■ Set problem: Copy out each line of the data that holds the word "varios".

====

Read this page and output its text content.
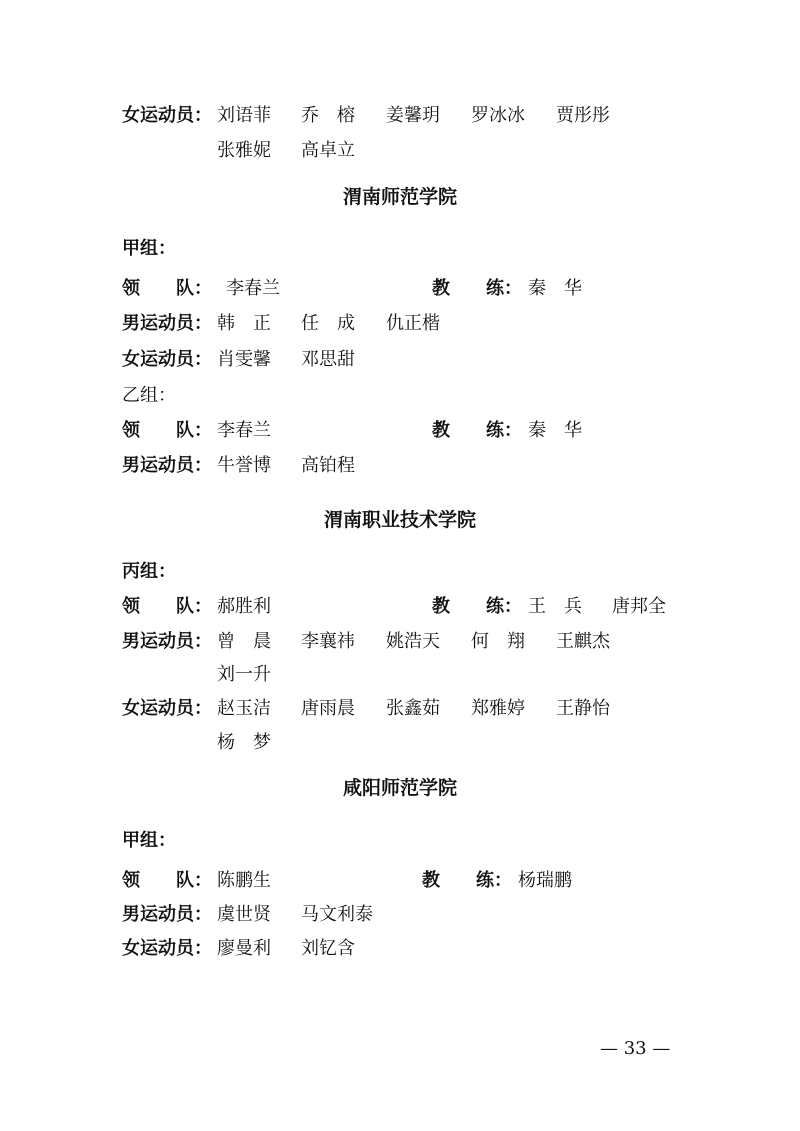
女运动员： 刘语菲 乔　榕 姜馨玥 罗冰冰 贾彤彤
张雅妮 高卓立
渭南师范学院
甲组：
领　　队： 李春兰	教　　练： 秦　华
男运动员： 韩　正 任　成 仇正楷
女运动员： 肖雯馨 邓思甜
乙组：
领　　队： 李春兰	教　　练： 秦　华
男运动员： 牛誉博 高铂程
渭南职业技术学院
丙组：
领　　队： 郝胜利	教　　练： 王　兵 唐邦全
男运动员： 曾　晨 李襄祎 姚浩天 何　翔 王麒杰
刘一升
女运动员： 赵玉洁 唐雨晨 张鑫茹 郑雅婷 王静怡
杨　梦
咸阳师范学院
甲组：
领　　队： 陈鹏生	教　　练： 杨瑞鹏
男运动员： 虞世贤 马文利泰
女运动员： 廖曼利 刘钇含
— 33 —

====

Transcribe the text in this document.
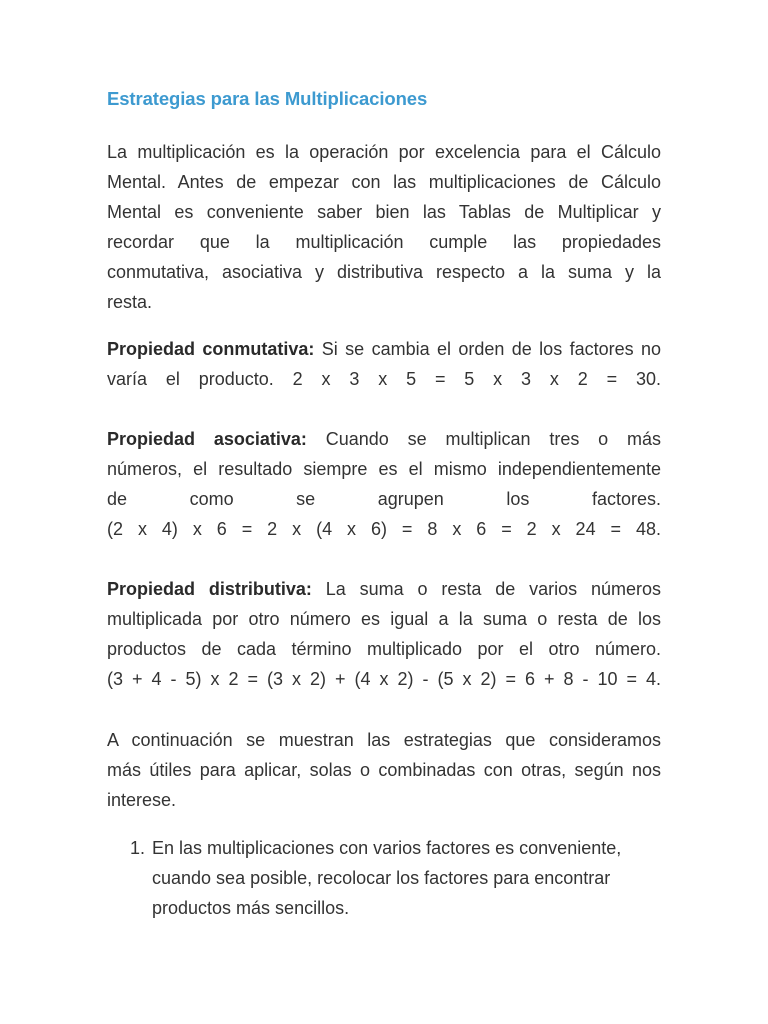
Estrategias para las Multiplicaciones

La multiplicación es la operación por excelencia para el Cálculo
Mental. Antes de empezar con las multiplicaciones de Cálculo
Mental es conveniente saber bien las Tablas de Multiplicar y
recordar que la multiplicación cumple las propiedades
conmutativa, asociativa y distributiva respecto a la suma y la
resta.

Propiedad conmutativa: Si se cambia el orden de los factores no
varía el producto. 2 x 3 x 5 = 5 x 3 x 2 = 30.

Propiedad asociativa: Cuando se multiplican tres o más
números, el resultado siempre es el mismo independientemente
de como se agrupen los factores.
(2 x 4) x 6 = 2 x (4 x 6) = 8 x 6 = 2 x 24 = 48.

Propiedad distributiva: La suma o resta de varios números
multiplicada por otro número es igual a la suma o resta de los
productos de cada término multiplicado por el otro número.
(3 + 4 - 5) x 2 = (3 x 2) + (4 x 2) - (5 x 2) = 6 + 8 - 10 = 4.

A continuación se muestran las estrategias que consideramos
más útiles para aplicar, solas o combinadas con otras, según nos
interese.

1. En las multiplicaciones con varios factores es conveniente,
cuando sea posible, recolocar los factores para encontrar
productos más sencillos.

====

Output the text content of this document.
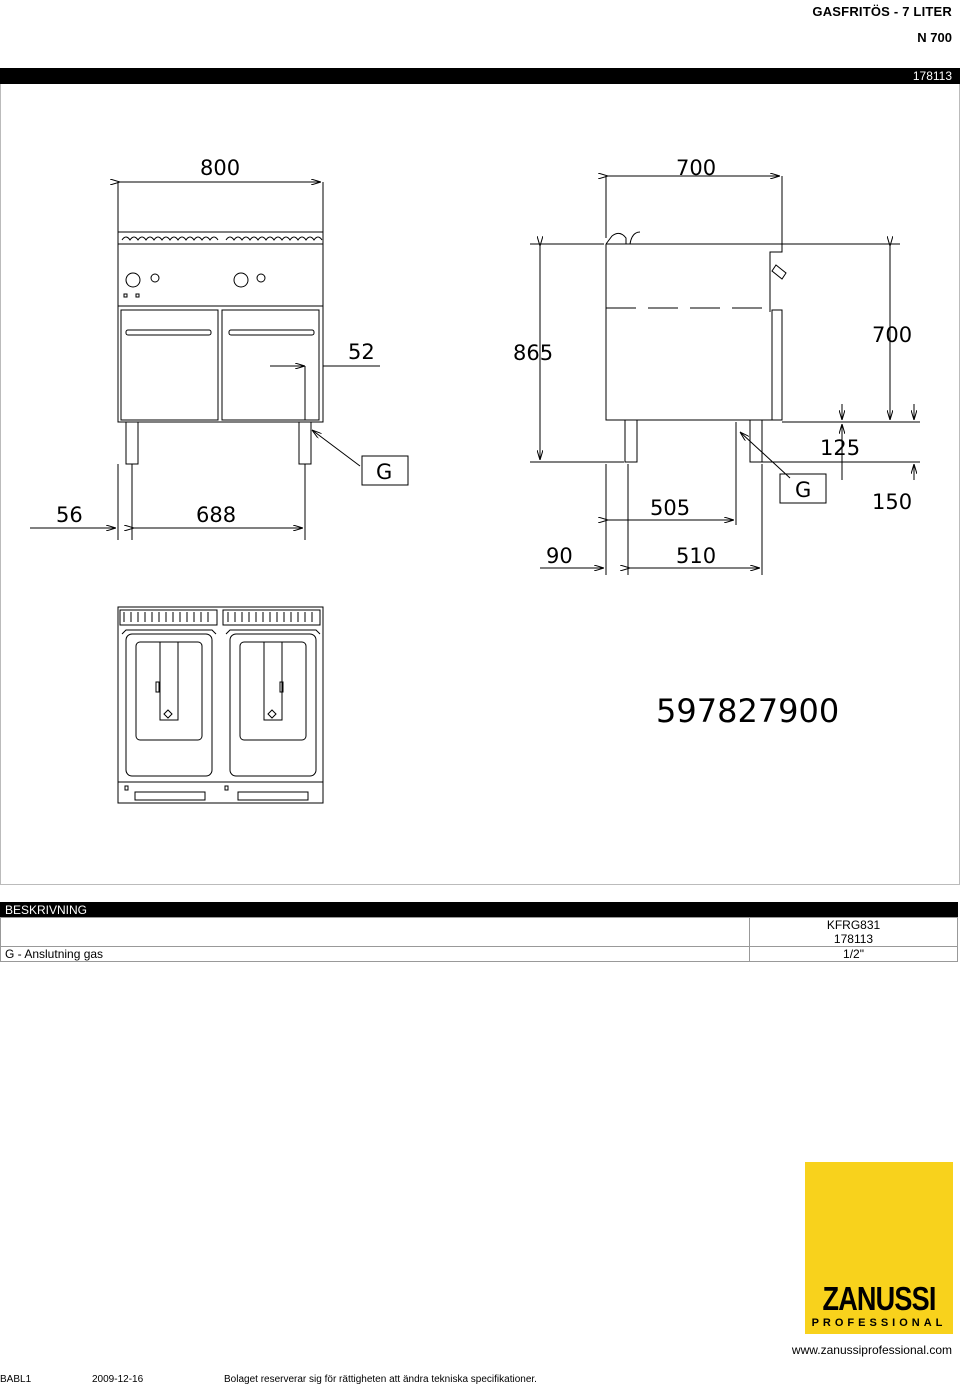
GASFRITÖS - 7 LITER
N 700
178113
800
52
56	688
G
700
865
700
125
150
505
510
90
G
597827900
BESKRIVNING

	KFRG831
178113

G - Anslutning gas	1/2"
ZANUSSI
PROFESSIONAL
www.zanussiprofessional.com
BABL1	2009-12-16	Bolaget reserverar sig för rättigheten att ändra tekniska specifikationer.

====

■ Solution to this exercise:
Propiedad distributiva: La suma o resta de varios números
1. En las multiplicaciones con varios factores es conveniente,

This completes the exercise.